■ **SHORT TASK**: For each line in the data below that holds "mientras", return a copy.

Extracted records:

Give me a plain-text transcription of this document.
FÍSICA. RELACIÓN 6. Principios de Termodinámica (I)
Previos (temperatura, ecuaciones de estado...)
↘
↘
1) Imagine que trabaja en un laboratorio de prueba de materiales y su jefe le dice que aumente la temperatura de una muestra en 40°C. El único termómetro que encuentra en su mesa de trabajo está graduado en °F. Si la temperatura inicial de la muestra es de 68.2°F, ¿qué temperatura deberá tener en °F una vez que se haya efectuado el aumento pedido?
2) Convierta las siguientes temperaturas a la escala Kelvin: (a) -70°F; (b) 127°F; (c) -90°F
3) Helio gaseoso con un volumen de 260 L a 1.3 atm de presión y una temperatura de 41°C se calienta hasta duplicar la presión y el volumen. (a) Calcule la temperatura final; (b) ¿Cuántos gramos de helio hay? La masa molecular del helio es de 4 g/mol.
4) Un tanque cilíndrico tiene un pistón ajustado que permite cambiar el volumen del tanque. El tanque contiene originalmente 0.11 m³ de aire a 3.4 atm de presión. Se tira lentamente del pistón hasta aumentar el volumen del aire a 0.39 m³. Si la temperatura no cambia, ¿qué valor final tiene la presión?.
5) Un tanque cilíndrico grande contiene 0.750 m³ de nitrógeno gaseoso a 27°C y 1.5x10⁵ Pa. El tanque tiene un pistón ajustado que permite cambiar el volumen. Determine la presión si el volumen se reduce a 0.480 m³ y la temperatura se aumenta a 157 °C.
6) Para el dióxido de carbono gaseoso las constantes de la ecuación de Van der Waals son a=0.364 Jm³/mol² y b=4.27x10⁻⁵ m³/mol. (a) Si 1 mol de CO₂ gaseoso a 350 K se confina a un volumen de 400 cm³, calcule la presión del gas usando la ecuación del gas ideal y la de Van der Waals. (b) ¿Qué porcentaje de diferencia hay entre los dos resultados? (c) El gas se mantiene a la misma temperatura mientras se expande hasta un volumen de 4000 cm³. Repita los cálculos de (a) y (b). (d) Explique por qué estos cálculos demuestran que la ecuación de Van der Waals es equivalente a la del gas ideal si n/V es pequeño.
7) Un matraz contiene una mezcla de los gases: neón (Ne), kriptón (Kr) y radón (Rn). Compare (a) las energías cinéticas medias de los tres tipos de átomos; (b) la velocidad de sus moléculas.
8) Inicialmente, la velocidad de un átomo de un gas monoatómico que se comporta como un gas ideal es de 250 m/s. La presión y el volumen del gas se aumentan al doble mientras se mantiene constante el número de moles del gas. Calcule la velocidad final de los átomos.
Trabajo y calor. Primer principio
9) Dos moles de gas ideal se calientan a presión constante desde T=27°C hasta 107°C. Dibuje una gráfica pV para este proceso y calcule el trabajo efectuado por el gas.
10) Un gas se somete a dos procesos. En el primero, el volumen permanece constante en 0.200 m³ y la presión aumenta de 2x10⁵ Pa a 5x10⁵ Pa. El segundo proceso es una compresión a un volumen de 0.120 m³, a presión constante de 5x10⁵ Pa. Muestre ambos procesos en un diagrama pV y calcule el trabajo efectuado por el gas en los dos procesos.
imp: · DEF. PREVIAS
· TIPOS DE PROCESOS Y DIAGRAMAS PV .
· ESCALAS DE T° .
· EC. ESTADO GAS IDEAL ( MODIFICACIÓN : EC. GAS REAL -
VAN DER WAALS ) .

■ **SOLUTION FOR THIS EXERCISE**:
6) Para el dióxido de carbono gaseoso las constantes de la ecuación de Van der Waals son a=0.364 Jm³/mol² y b=4.27x10⁻⁵ m³/mol. (a) Si 1 mol de CO₂ gaseoso a 350 K se confina a un volumen de 400 cm³, calcule la presión del gas usando la ecuación del gas ideal y la de Van der Waals. (b) ¿Qué porcentaje de diferencia hay entre los dos resultados? (c) El gas se mantiene a la misma temperatura mientras se expande hasta un volumen de 4000 cm³. Repita los cálculos de (a) y (b). (d) Explique por qué estos cálculos demuestran que la ecuación de Van der Waals es equivalente a la del gas ideal si n/V es pequeño.
8) Inicialmente, la velocidad de un átomo de un gas monoatómico que se comporta como un gas ideal es de 250 m/s. La presión y el volumen del gas se aumentan al doble mientras se mantiene constante el número de moles del gas. Calcule la velocidad final de los átomos.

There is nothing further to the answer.